>> START STORED ROWS
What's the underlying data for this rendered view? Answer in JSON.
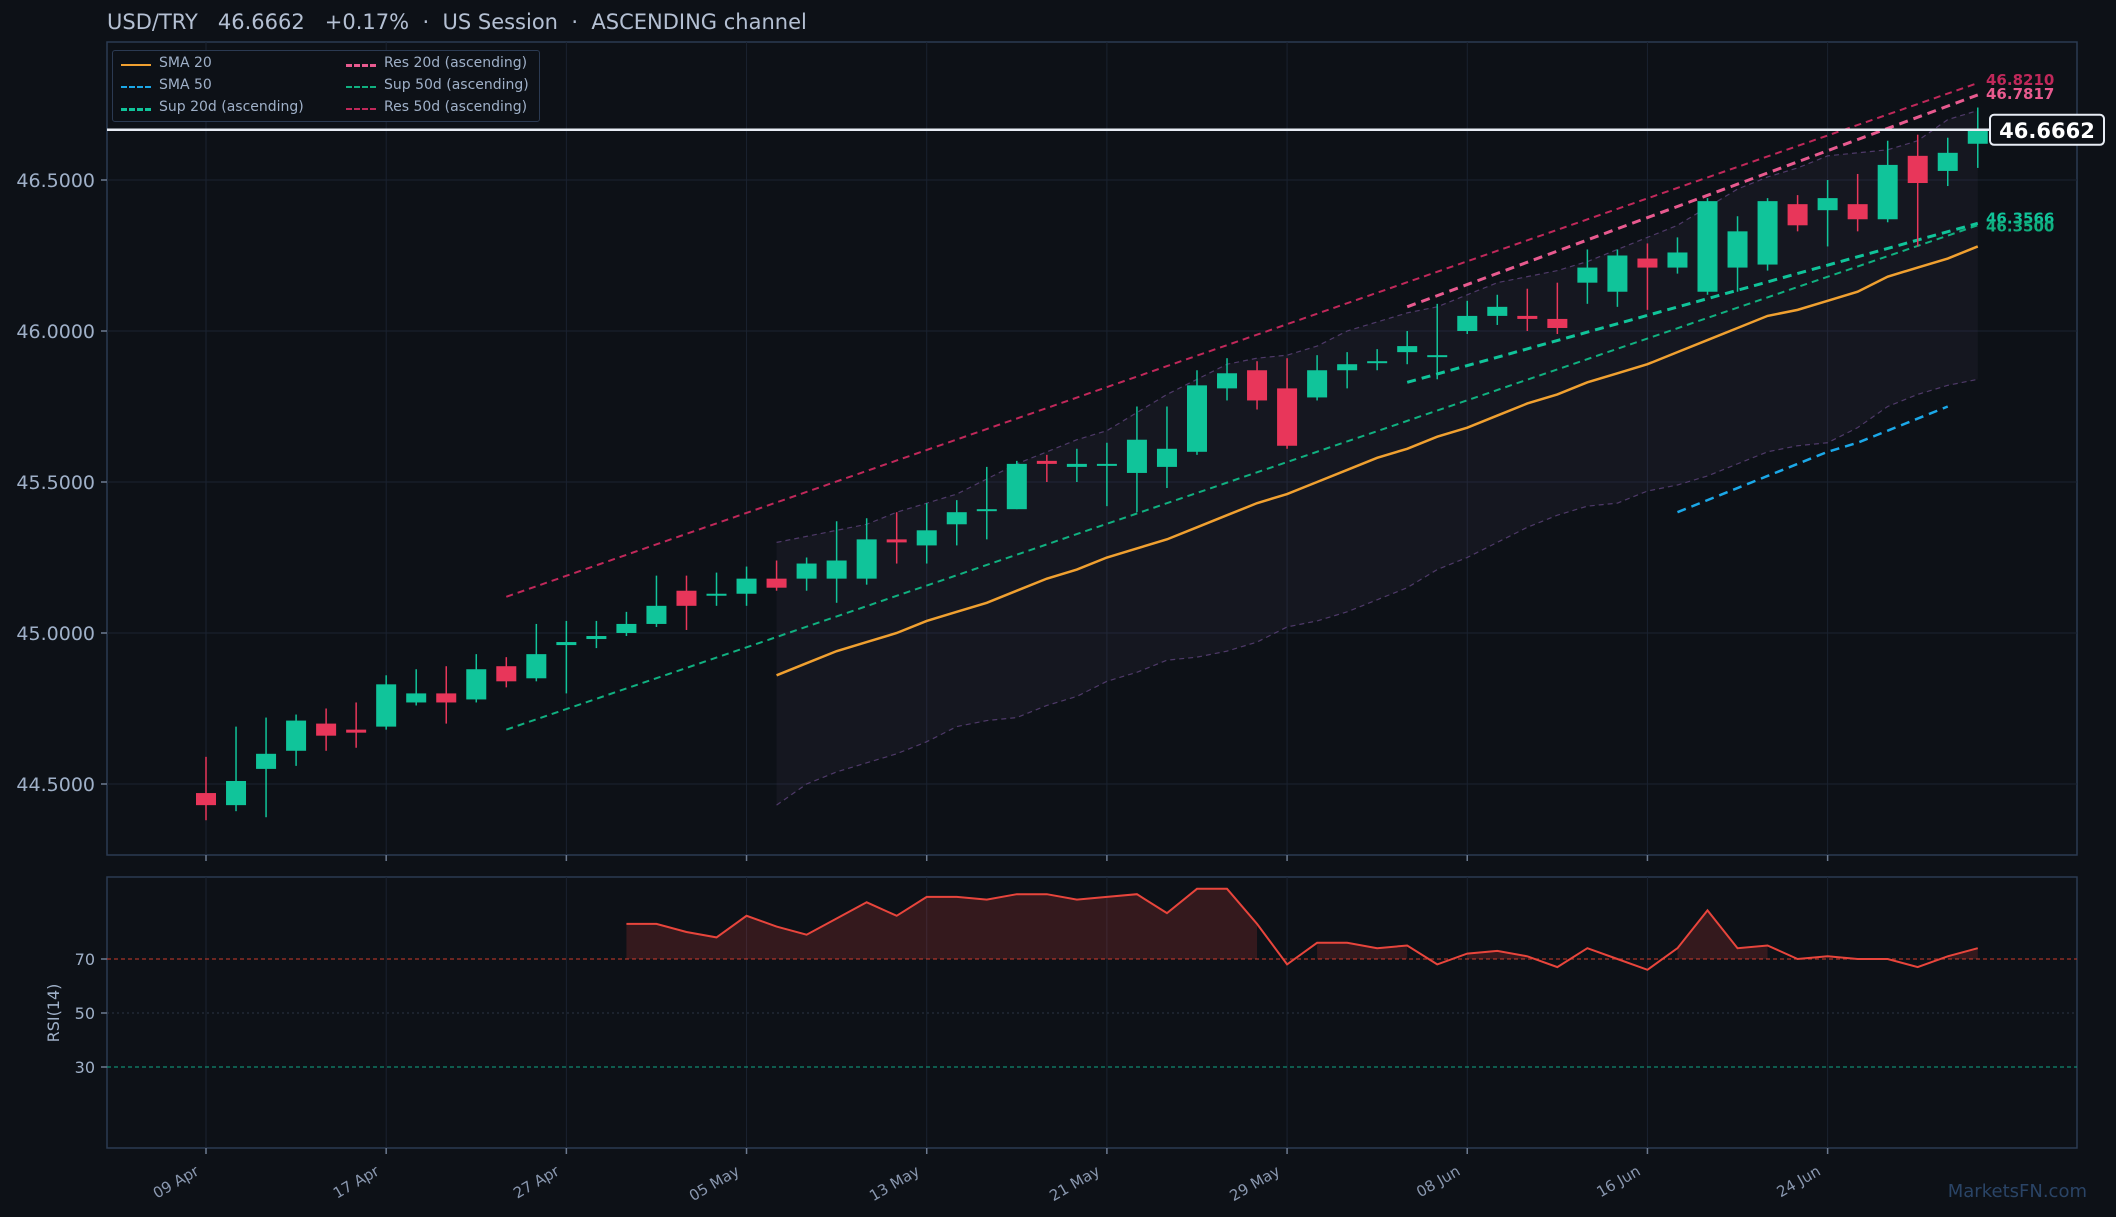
{
  "header": {
    "pair": "USD/TRY",
    "price": "46.6662",
    "change": "+0.17%",
    "session": "US Session",
    "channel": "ASCENDING channel",
    "sep": "·"
  },
  "watermark": "MarketsFN.com",
  "colors": {
    "background": "#0d1117",
    "bull": "#10c49a",
    "bear": "#e8365a",
    "sma20": "#f0a030",
    "sma50": "#1ba8e8",
    "sup20": "#10c49a",
    "sup50": "#10b080",
    "res20": "#e85a8f",
    "res50": "#c0285a",
    "rsi": "#e8453c",
    "band": "#6a4a8a"
  },
  "legend": [
    {
      "label": "SMA 20",
      "key": "sma20",
      "style": "solid"
    },
    {
      "label": "SMA 50",
      "key": "sma50",
      "style": "dashed"
    },
    {
      "label": "Sup 20d (ascending)",
      "key": "sup20",
      "style": "dashed-bold"
    },
    {
      "label": "Res 20d (ascending)",
      "key": "res20",
      "style": "dashed-bold"
    },
    {
      "label": "Sup 50d (ascending)",
      "key": "sup50",
      "style": "dashed"
    },
    {
      "label": "Res 50d (ascending)",
      "key": "res50",
      "style": "dashed"
    }
  ],
  "right_labels": {
    "current": "46.6662",
    "res50_end": "46.8210",
    "res20_end": "46.7817",
    "sup20_end": "46.3566",
    "sup50_end": "46.3500"
  },
  "chart_data": {
    "type": "candlestick",
    "title": "USD/TRY",
    "x_ticks": [
      "09 Apr",
      "17 Apr",
      "27 Apr",
      "05 May",
      "13 May",
      "21 May",
      "29 May",
      "08 Jun",
      "16 Jun",
      "24 Jun"
    ],
    "y_ticks": [
      "44.5000",
      "45.0000",
      "45.5000",
      "46.0000",
      "46.5000"
    ],
    "ylim": [
      44.28,
      46.93
    ],
    "current_price": 46.6662,
    "candles": [
      [
        44.47,
        44.43,
        44.59,
        44.38
      ],
      [
        44.43,
        44.51,
        44.69,
        44.41
      ],
      [
        44.55,
        44.6,
        44.72,
        44.39
      ],
      [
        44.61,
        44.71,
        44.73,
        44.56
      ],
      [
        44.7,
        44.66,
        44.75,
        44.61
      ],
      [
        44.68,
        44.67,
        44.77,
        44.62
      ],
      [
        44.69,
        44.83,
        44.86,
        44.68
      ],
      [
        44.77,
        44.8,
        44.88,
        44.76
      ],
      [
        44.8,
        44.77,
        44.89,
        44.7
      ],
      [
        44.78,
        44.88,
        44.93,
        44.77
      ],
      [
        44.89,
        44.84,
        44.92,
        44.82
      ],
      [
        44.85,
        44.93,
        45.03,
        44.84
      ],
      [
        44.96,
        44.97,
        45.04,
        44.8
      ],
      [
        44.98,
        44.99,
        45.04,
        44.95
      ],
      [
        45.0,
        45.03,
        45.07,
        44.99
      ],
      [
        45.03,
        45.09,
        45.19,
        45.02
      ],
      [
        45.14,
        45.09,
        45.19,
        45.01
      ],
      [
        45.13,
        45.13,
        45.2,
        45.09
      ],
      [
        45.13,
        45.18,
        45.22,
        45.09
      ],
      [
        45.18,
        45.15,
        45.24,
        45.14
      ],
      [
        45.18,
        45.23,
        45.25,
        45.14
      ],
      [
        45.18,
        45.24,
        45.37,
        45.1
      ],
      [
        45.18,
        45.31,
        45.38,
        45.16
      ],
      [
        45.31,
        45.3,
        45.4,
        45.23
      ],
      [
        45.29,
        45.34,
        45.43,
        45.23
      ],
      [
        45.36,
        45.4,
        45.44,
        45.29
      ],
      [
        45.41,
        45.41,
        45.55,
        45.31
      ],
      [
        45.41,
        45.56,
        45.57,
        45.41
      ],
      [
        45.57,
        45.56,
        45.59,
        45.5
      ],
      [
        45.55,
        45.56,
        45.61,
        45.5
      ],
      [
        45.56,
        45.56,
        45.63,
        45.42
      ],
      [
        45.53,
        45.64,
        45.75,
        45.4
      ],
      [
        45.55,
        45.61,
        45.75,
        45.48
      ],
      [
        45.6,
        45.82,
        45.87,
        45.59
      ],
      [
        45.81,
        45.86,
        45.91,
        45.77
      ],
      [
        45.87,
        45.77,
        45.9,
        45.74
      ],
      [
        45.81,
        45.62,
        45.91,
        45.61
      ],
      [
        45.78,
        45.87,
        45.92,
        45.77
      ],
      [
        45.87,
        45.89,
        45.93,
        45.81
      ],
      [
        45.9,
        45.9,
        45.94,
        45.87
      ],
      [
        45.93,
        45.95,
        46.0,
        45.89
      ],
      [
        45.92,
        45.92,
        46.09,
        45.84
      ],
      [
        46.0,
        46.05,
        46.1,
        45.99
      ],
      [
        46.05,
        46.08,
        46.12,
        46.02
      ],
      [
        46.05,
        46.04,
        46.14,
        46.0
      ],
      [
        46.04,
        46.01,
        46.16,
        45.99
      ],
      [
        46.16,
        46.21,
        46.27,
        46.09
      ],
      [
        46.13,
        46.25,
        46.27,
        46.08
      ],
      [
        46.24,
        46.21,
        46.29,
        46.07
      ],
      [
        46.21,
        46.26,
        46.31,
        46.19
      ],
      [
        46.13,
        46.43,
        46.44,
        46.12
      ],
      [
        46.21,
        46.33,
        46.38,
        46.13
      ],
      [
        46.22,
        46.43,
        46.44,
        46.2
      ],
      [
        46.42,
        46.35,
        46.45,
        46.33
      ],
      [
        46.4,
        46.44,
        46.5,
        46.28
      ],
      [
        46.42,
        46.37,
        46.52,
        46.33
      ],
      [
        46.37,
        46.55,
        46.63,
        46.36
      ],
      [
        46.58,
        46.49,
        46.65,
        46.28
      ],
      [
        46.53,
        46.59,
        46.64,
        46.48
      ],
      [
        46.62,
        46.67,
        46.74,
        46.54
      ]
    ],
    "sma20": {
      "start_index": 19,
      "values": [
        44.86,
        44.9,
        44.94,
        44.97,
        45.0,
        45.04,
        45.07,
        45.1,
        45.14,
        45.18,
        45.21,
        45.25,
        45.28,
        45.31,
        45.35,
        45.39,
        45.43,
        45.46,
        45.5,
        45.54,
        45.58,
        45.61,
        45.65,
        45.68,
        45.72,
        45.76,
        45.79,
        45.83,
        45.86,
        45.89,
        45.93,
        45.97,
        46.01,
        46.05,
        46.07,
        46.1,
        46.13,
        46.18,
        46.21,
        46.24,
        46.28
      ]
    },
    "sma50": {
      "start_index": 49,
      "values": [
        45.4,
        45.44,
        45.48,
        45.52,
        45.56,
        45.6,
        45.63,
        45.67,
        45.71,
        45.75
      ]
    },
    "bollinger": {
      "start_index": 19,
      "upper": [
        45.3,
        45.32,
        45.34,
        45.36,
        45.4,
        45.43,
        45.46,
        45.51,
        45.56,
        45.6,
        45.64,
        45.67,
        45.73,
        45.79,
        45.84,
        45.89,
        45.91,
        45.92,
        45.95,
        46.0,
        46.03,
        46.06,
        46.08,
        46.12,
        46.16,
        46.18,
        46.2,
        46.23,
        46.27,
        46.31,
        46.35,
        46.41,
        46.47,
        46.51,
        46.54,
        46.58,
        46.59,
        46.6,
        46.63,
        46.7,
        46.73
      ],
      "lower": [
        44.43,
        44.5,
        44.54,
        44.57,
        44.6,
        44.64,
        44.69,
        44.71,
        44.72,
        44.76,
        44.79,
        44.84,
        44.87,
        44.91,
        44.92,
        44.94,
        44.97,
        45.02,
        45.04,
        45.07,
        45.11,
        45.15,
        45.21,
        45.25,
        45.3,
        45.35,
        45.39,
        45.42,
        45.43,
        45.47,
        45.49,
        45.52,
        45.56,
        45.6,
        45.62,
        45.63,
        45.68,
        45.75,
        45.79,
        45.82,
        45.84
      ]
    },
    "channel_lines": [
      {
        "name": "Sup 20d (ascending)",
        "from": [
          40,
          45.83
        ],
        "to": [
          59,
          46.3566
        ]
      },
      {
        "name": "Res 20d (ascending)",
        "from": [
          40,
          46.08
        ],
        "to": [
          59,
          46.7817
        ]
      },
      {
        "name": "Sup 50d (ascending)",
        "from": [
          10,
          44.68
        ],
        "to": [
          59,
          46.35
        ]
      },
      {
        "name": "Res 50d (ascending)",
        "from": [
          10,
          45.12
        ],
        "to": [
          59,
          46.821
        ]
      }
    ],
    "rsi": {
      "label": "RSI(14)",
      "y_ticks": [
        "30",
        "50",
        "70"
      ],
      "ylim": [
        0,
        100
      ],
      "overbought": 70,
      "oversold": 30,
      "start_index": 14,
      "values": [
        83,
        83,
        80,
        78,
        86,
        82,
        79,
        85,
        91,
        86,
        93,
        93,
        92,
        94,
        94,
        92,
        93,
        94,
        87,
        96,
        96,
        83,
        68,
        76,
        76,
        74,
        75,
        68,
        72,
        73,
        71,
        67,
        74,
        70,
        66,
        74,
        88,
        74,
        75,
        70,
        71,
        70,
        70,
        67,
        71,
        74
      ]
    }
  }
}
>> END STORED ROWS
## PROMPT
Every line holding "name" should be copied out.

## FINAL RESULT
        "name": "Sup 20d (ascending)",
        "name": "Res 20d (ascending)",
        "name": "Sup 50d (ascending)",
        "name": "Res 50d (ascending)",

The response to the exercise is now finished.